## What needs to be done:
Your task is to repeat the entries exactly. Leave the pictures out.
########
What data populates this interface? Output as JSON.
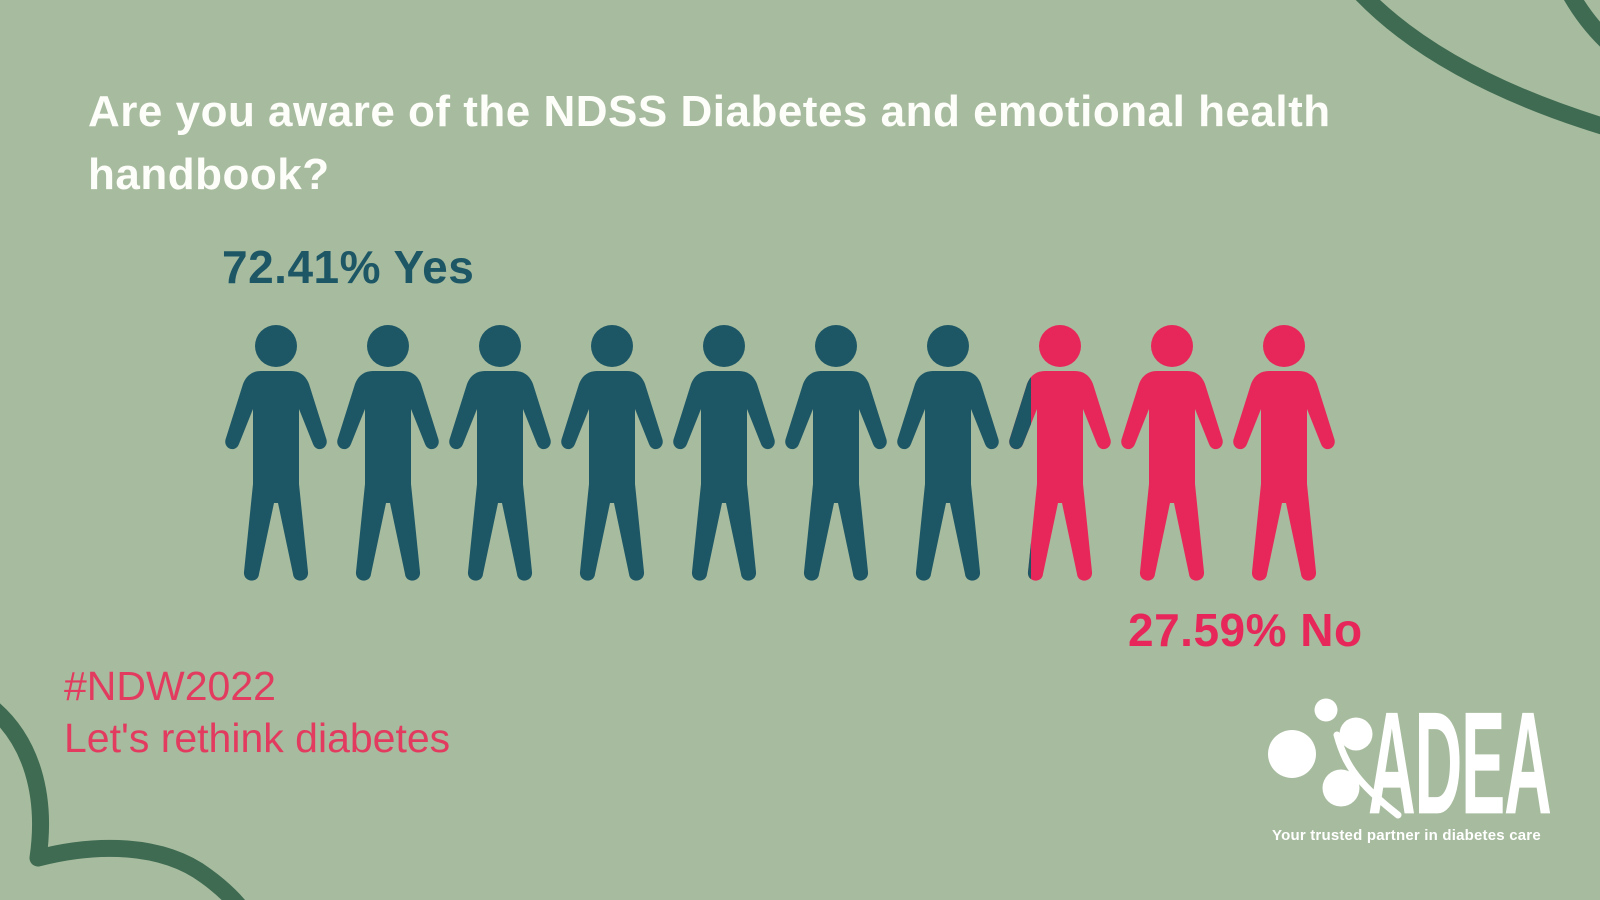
{
  "page": {
    "background_color": "#a7bb9e",
    "decor_color": "#3e6b52"
  },
  "title": {
    "text": "Are you aware of the NDSS Diabetes and emotional health handbook?",
    "color": "#ffffff"
  },
  "chart_data": {
    "type": "pictograph",
    "title": "Are you aware of the NDSS Diabetes and emotional health handbook?",
    "categories": [
      "Yes",
      "No"
    ],
    "values": [
      72.41,
      27.59
    ],
    "unit": "%",
    "icon": "person",
    "icon_count": 10,
    "icons_colored_yes": 7.241,
    "labels": {
      "yes": "72.41% Yes",
      "no": "27.59% No"
    },
    "colors": {
      "yes": "#1d5766",
      "no": "#e7275a"
    },
    "legend_position": "labels-inline"
  },
  "campaign": {
    "hashtag": "#NDW2022",
    "slogan": "Let's rethink diabetes",
    "color": "#e23b5f"
  },
  "logo": {
    "name": "ADEA",
    "tagline": "Your trusted partner in diabetes care",
    "color": "#ffffff"
  }
}
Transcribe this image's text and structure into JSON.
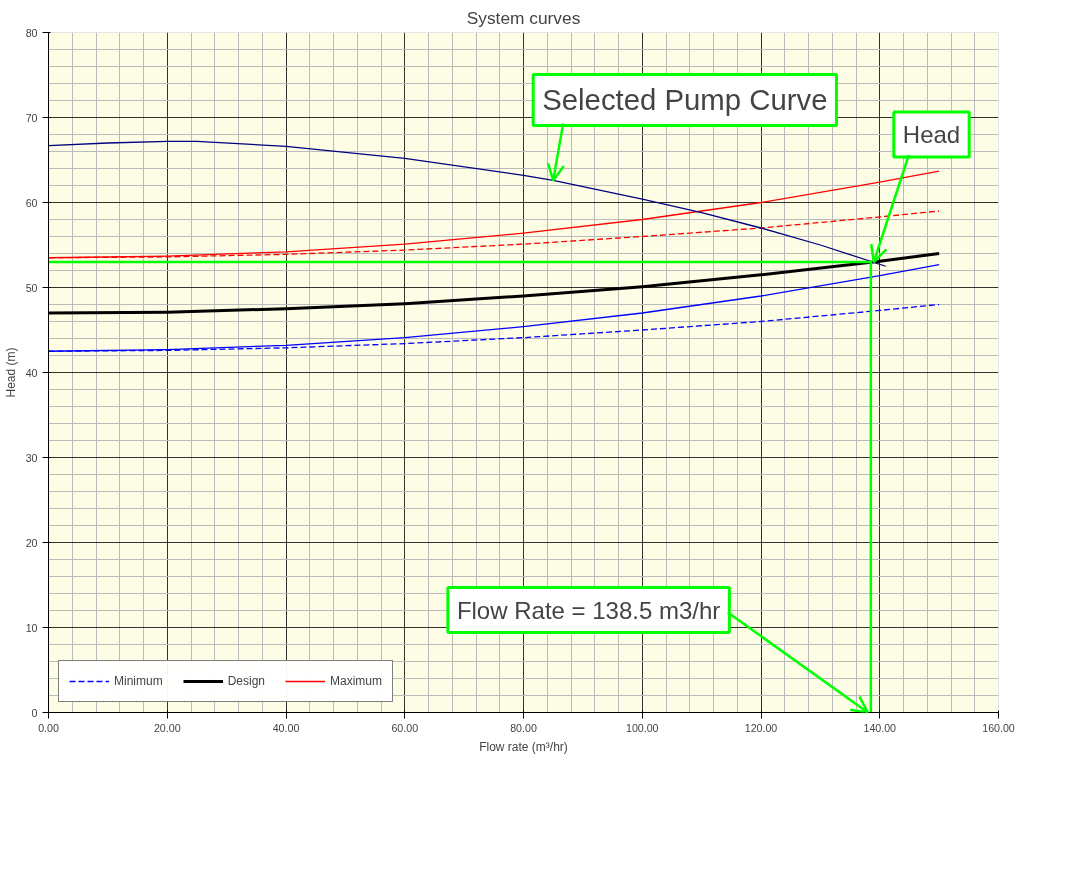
{
  "chart_data": {
    "type": "line",
    "title": "System curves",
    "xlabel": "Flow rate (m³/hr)",
    "ylabel": "Head (m)",
    "xlim": [
      0,
      160
    ],
    "ylim": [
      0,
      80
    ],
    "xticks": [
      {
        "value": 0,
        "label": "0.00"
      },
      {
        "value": 20,
        "label": "20.00"
      },
      {
        "value": 40,
        "label": "40.00"
      },
      {
        "value": 60,
        "label": "60.00"
      },
      {
        "value": 80,
        "label": "80.00"
      },
      {
        "value": 100,
        "label": "100.00"
      },
      {
        "value": 120,
        "label": "120.00"
      },
      {
        "value": 140,
        "label": "140.00"
      },
      {
        "value": 160,
        "label": "160.00"
      }
    ],
    "yticks": [
      0,
      10,
      20,
      30,
      40,
      50,
      60,
      70,
      80
    ],
    "grid": true,
    "legend": "bottom left",
    "marker": "none",
    "series": [
      {
        "name": "Minimum",
        "color": "#0000ff",
        "line_style": "dashed",
        "x": [
          0,
          20,
          40,
          60,
          80,
          100,
          120,
          140,
          150
        ],
        "values": [
          42.5,
          42.6,
          42.9,
          43.4,
          44.1,
          45.0,
          46.0,
          47.3,
          48.0
        ]
      },
      {
        "name": "Design",
        "color": "#000000",
        "line_style": "solid",
        "x": [
          0,
          20,
          40,
          60,
          80,
          100,
          120,
          140,
          150
        ],
        "values": [
          47.0,
          47.1,
          47.5,
          48.1,
          49.0,
          50.1,
          51.5,
          53.1,
          54.0
        ]
      },
      {
        "name": "Maximum",
        "color": "#ff0000",
        "line_style": "solid",
        "x": [
          0,
          20,
          40,
          60,
          80,
          100,
          120,
          140,
          150
        ],
        "values": [
          53.5,
          53.7,
          54.2,
          55.1,
          56.4,
          58.0,
          60.0,
          62.4,
          63.7
        ]
      },
      {
        "color": "#0000ff",
        "line_style": "solid",
        "x": [
          0,
          20,
          40,
          60,
          80,
          100,
          120,
          140,
          150
        ],
        "values": [
          42.5,
          42.7,
          43.2,
          44.1,
          45.4,
          47.0,
          49.0,
          51.4,
          52.7
        ]
      },
      {
        "color": "#ff0000",
        "line_style": "dashed",
        "x": [
          0,
          20,
          40,
          60,
          80,
          100,
          120,
          140,
          150
        ],
        "values": [
          53.5,
          53.6,
          53.9,
          54.4,
          55.1,
          56.0,
          57.0,
          58.3,
          59.0
        ]
      },
      {
        "color": "#000080",
        "line_style": "solid",
        "x": [
          0,
          10,
          20,
          25,
          40,
          60,
          80,
          85,
          100,
          110,
          120,
          130,
          141
        ],
        "values": [
          66.7,
          67.0,
          67.2,
          67.2,
          66.6,
          65.2,
          63.2,
          62.6,
          60.4,
          58.8,
          57.0,
          55.0,
          52.5
        ]
      },
      {
        "color": "#00ff00",
        "line_style": "solid",
        "x": [
          0,
          138.5,
          138.5
        ],
        "values": [
          53,
          53,
          0
        ]
      }
    ],
    "annotations": [
      {
        "text": "Selected Pump Curve",
        "x": 85,
        "y": 62.6
      },
      {
        "text": "Head",
        "x": 139,
        "y": 53
      },
      {
        "text": "Flow Rate = 138.5 m3/hr",
        "x": 138,
        "y": 0
      }
    ]
  }
}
########
## Exercise solution:
What data populates this interface? Output as JSON.
{
  "page": {
    "background_color": "#a7bb9e",
    "decor_color": "#3e6b52"
  },
  "title": {
    "text": "Are you aware of the NDSS Diabetes and emotional health handbook?",
    "color": "#ffffff"
  },
  "chart_data": {
    "type": "pictograph",
    "title": "Are you aware of the NDSS Diabetes and emotional health handbook?",
    "categories": [
      "Yes",
      "No"
    ],
    "values": [
      72.41,
      27.59
    ],
    "unit": "%",
    "icon": "person",
    "icon_count": 10,
    "icons_colored_yes": 7.241,
    "labels": {
      "yes": "72.41% Yes",
      "no": "27.59% No"
    },
    "colors": {
      "yes": "#1d5766",
      "no": "#e7275a"
    },
    "legend_position": "labels-inline"
  },
  "campaign": {
    "hashtag": "#NDW2022",
    "slogan": "Let's rethink diabetes",
    "color": "#e23b5f"
  },
  "logo": {
    "name": "ADEA",
    "tagline": "Your trusted partner in diabetes care",
    "color": "#ffffff"
  }
}
Transcribe this image's text and structure into JSON.
{
  "chart_data": {
    "type": "line",
    "title": "System curves",
    "xlabel": "Flow rate (m³/hr)",
    "ylabel": "Head (m)",
    "xlim": [
      0,
      160
    ],
    "ylim": [
      0,
      80
    ],
    "xticks": [
      {
        "value": 0,
        "label": "0.00"
      },
      {
        "value": 20,
        "label": "20.00"
      },
      {
        "value": 40,
        "label": "40.00"
      },
      {
        "value": 60,
        "label": "60.00"
      },
      {
        "value": 80,
        "label": "80.00"
      },
      {
        "value": 100,
        "label": "100.00"
      },
      {
        "value": 120,
        "label": "120.00"
      },
      {
        "value": 140,
        "label": "140.00"
      },
      {
        "value": 160,
        "label": "160.00"
      }
    ],
    "yticks": [
      0,
      10,
      20,
      30,
      40,
      50,
      60,
      70,
      80
    ],
    "grid": true,
    "legend": "bottom left",
    "marker": "none",
    "series": [
      {
        "name": "Minimum",
        "color": "#0000ff",
        "line_style": "dashed",
        "x": [
          0,
          20,
          40,
          60,
          80,
          100,
          120,
          140,
          150
        ],
        "values": [
          42.5,
          42.6,
          42.9,
          43.4,
          44.1,
          45.0,
          46.0,
          47.3,
          48.0
        ]
      },
      {
        "name": "Design",
        "color": "#000000",
        "line_style": "solid",
        "x": [
          0,
          20,
          40,
          60,
          80,
          100,
          120,
          140,
          150
        ],
        "values": [
          47.0,
          47.1,
          47.5,
          48.1,
          49.0,
          50.1,
          51.5,
          53.1,
          54.0
        ]
      },
      {
        "name": "Maximum",
        "color": "#ff0000",
        "line_style": "solid",
        "x": [
          0,
          20,
          40,
          60,
          80,
          100,
          120,
          140,
          150
        ],
        "values": [
          53.5,
          53.7,
          54.2,
          55.1,
          56.4,
          58.0,
          60.0,
          62.4,
          63.7
        ]
      },
      {
        "color": "#0000ff",
        "line_style": "solid",
        "x": [
          0,
          20,
          40,
          60,
          80,
          100,
          120,
          140,
          150
        ],
        "values": [
          42.5,
          42.7,
          43.2,
          44.1,
          45.4,
          47.0,
          49.0,
          51.4,
          52.7
        ]
      },
      {
        "color": "#ff0000",
        "line_style": "dashed",
        "x": [
          0,
          20,
          40,
          60,
          80,
          100,
          120,
          140,
          150
        ],
        "values": [
          53.5,
          53.6,
          53.9,
          54.4,
          55.1,
          56.0,
          57.0,
          58.3,
          59.0
        ]
      },
      {
        "color": "#000080",
        "line_style": "solid",
        "x": [
          0,
          10,
          20,
          25,
          40,
          60,
          80,
          85,
          100,
          110,
          120,
          130,
          141
        ],
        "values": [
          66.7,
          67.0,
          67.2,
          67.2,
          66.6,
          65.2,
          63.2,
          62.6,
          60.4,
          58.8,
          57.0,
          55.0,
          52.5
        ]
      },
      {
        "color": "#00ff00",
        "line_style": "solid",
        "x": [
          0,
          138.5,
          138.5
        ],
        "values": [
          53,
          53,
          0
        ]
      }
    ],
    "annotations": [
      {
        "text": "Selected Pump Curve",
        "x": 85,
        "y": 62.6
      },
      {
        "text": "Head",
        "x": 139,
        "y": 53
      },
      {
        "text": "Flow Rate = 138.5 m3/hr",
        "x": 138,
        "y": 0
      }
    ]
  }
}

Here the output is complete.